◆ What the task asks
Write out the entries verbatim and leave the images out of the copy.

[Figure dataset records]
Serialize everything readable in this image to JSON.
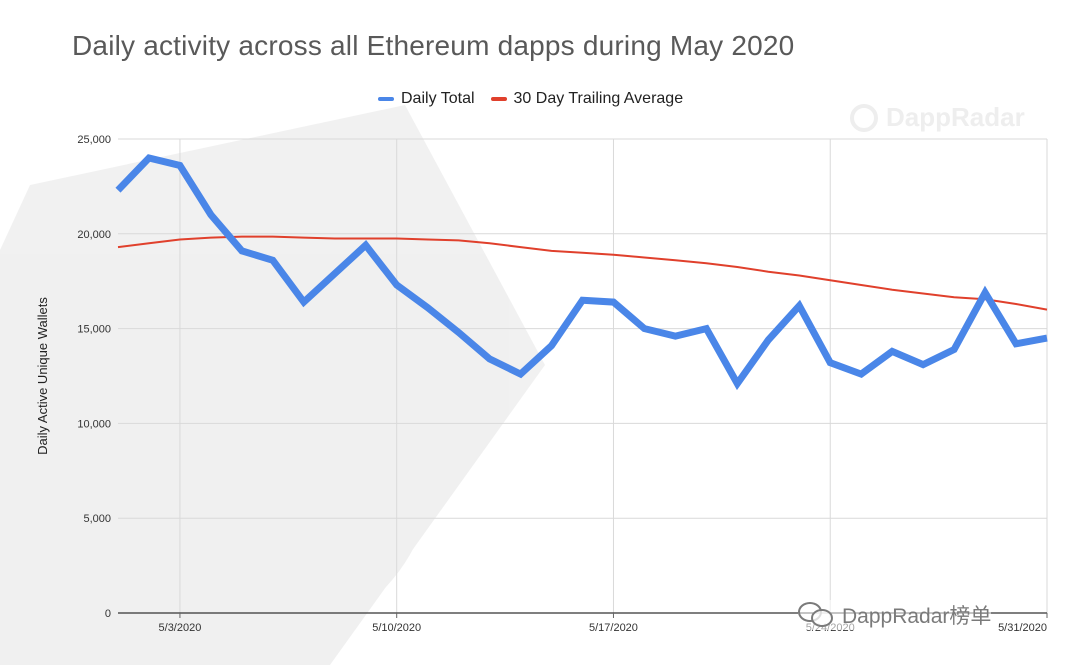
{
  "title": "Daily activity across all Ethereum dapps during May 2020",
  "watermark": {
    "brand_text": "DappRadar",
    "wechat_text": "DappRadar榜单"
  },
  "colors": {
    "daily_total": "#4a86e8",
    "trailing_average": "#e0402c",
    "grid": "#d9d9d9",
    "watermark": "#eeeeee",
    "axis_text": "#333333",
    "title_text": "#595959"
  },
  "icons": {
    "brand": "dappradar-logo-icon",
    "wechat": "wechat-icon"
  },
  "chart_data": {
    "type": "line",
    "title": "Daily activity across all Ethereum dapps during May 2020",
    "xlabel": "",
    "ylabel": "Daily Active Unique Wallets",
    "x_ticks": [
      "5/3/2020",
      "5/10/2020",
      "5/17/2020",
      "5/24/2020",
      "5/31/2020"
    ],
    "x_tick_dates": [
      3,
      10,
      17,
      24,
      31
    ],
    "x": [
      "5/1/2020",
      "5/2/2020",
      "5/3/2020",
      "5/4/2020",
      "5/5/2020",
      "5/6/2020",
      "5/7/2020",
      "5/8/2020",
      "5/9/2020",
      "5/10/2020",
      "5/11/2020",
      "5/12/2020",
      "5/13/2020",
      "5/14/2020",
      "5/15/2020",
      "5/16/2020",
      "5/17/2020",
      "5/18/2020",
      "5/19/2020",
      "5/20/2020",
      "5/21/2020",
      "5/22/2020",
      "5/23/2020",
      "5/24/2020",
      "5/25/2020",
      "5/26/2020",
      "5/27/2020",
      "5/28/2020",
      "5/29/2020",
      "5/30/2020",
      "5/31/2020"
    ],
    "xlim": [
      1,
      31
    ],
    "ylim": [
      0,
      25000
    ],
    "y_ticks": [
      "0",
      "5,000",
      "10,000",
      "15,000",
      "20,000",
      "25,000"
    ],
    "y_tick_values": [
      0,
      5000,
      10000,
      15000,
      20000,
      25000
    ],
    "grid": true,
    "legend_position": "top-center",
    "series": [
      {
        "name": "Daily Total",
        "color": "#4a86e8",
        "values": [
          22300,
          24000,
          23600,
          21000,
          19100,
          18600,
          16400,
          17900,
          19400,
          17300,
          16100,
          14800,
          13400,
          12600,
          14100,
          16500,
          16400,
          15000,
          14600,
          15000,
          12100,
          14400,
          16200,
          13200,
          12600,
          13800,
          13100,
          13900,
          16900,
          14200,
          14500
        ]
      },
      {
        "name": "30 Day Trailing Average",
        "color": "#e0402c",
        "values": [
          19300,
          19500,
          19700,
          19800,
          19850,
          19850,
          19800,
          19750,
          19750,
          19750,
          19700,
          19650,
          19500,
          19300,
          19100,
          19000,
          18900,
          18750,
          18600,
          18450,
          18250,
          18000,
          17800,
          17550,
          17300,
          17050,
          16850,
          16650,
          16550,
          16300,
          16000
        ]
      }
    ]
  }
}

◆ Output of the task
Serialize everything readable in this image to JSON.
{
  "title": "Daily activity across all Ethereum dapps during May 2020",
  "watermark": {
    "brand_text": "DappRadar",
    "wechat_text": "DappRadar榜单"
  },
  "colors": {
    "daily_total": "#4a86e8",
    "trailing_average": "#e0402c",
    "grid": "#d9d9d9",
    "watermark": "#eeeeee",
    "axis_text": "#333333",
    "title_text": "#595959"
  },
  "icons": {
    "brand": "dappradar-logo-icon",
    "wechat": "wechat-icon"
  },
  "chart_data": {
    "type": "line",
    "title": "Daily activity across all Ethereum dapps during May 2020",
    "xlabel": "",
    "ylabel": "Daily Active Unique Wallets",
    "x_ticks": [
      "5/3/2020",
      "5/10/2020",
      "5/17/2020",
      "5/24/2020",
      "5/31/2020"
    ],
    "x_tick_dates": [
      3,
      10,
      17,
      24,
      31
    ],
    "x": [
      "5/1/2020",
      "5/2/2020",
      "5/3/2020",
      "5/4/2020",
      "5/5/2020",
      "5/6/2020",
      "5/7/2020",
      "5/8/2020",
      "5/9/2020",
      "5/10/2020",
      "5/11/2020",
      "5/12/2020",
      "5/13/2020",
      "5/14/2020",
      "5/15/2020",
      "5/16/2020",
      "5/17/2020",
      "5/18/2020",
      "5/19/2020",
      "5/20/2020",
      "5/21/2020",
      "5/22/2020",
      "5/23/2020",
      "5/24/2020",
      "5/25/2020",
      "5/26/2020",
      "5/27/2020",
      "5/28/2020",
      "5/29/2020",
      "5/30/2020",
      "5/31/2020"
    ],
    "xlim": [
      1,
      31
    ],
    "ylim": [
      0,
      25000
    ],
    "y_ticks": [
      "0",
      "5,000",
      "10,000",
      "15,000",
      "20,000",
      "25,000"
    ],
    "y_tick_values": [
      0,
      5000,
      10000,
      15000,
      20000,
      25000
    ],
    "grid": true,
    "legend_position": "top-center",
    "series": [
      {
        "name": "Daily Total",
        "color": "#4a86e8",
        "values": [
          22300,
          24000,
          23600,
          21000,
          19100,
          18600,
          16400,
          17900,
          19400,
          17300,
          16100,
          14800,
          13400,
          12600,
          14100,
          16500,
          16400,
          15000,
          14600,
          15000,
          12100,
          14400,
          16200,
          13200,
          12600,
          13800,
          13100,
          13900,
          16900,
          14200,
          14500
        ]
      },
      {
        "name": "30 Day Trailing Average",
        "color": "#e0402c",
        "values": [
          19300,
          19500,
          19700,
          19800,
          19850,
          19850,
          19800,
          19750,
          19750,
          19750,
          19700,
          19650,
          19500,
          19300,
          19100,
          19000,
          18900,
          18750,
          18600,
          18450,
          18250,
          18000,
          17800,
          17550,
          17300,
          17050,
          16850,
          16650,
          16550,
          16300,
          16000
        ]
      }
    ]
  }
}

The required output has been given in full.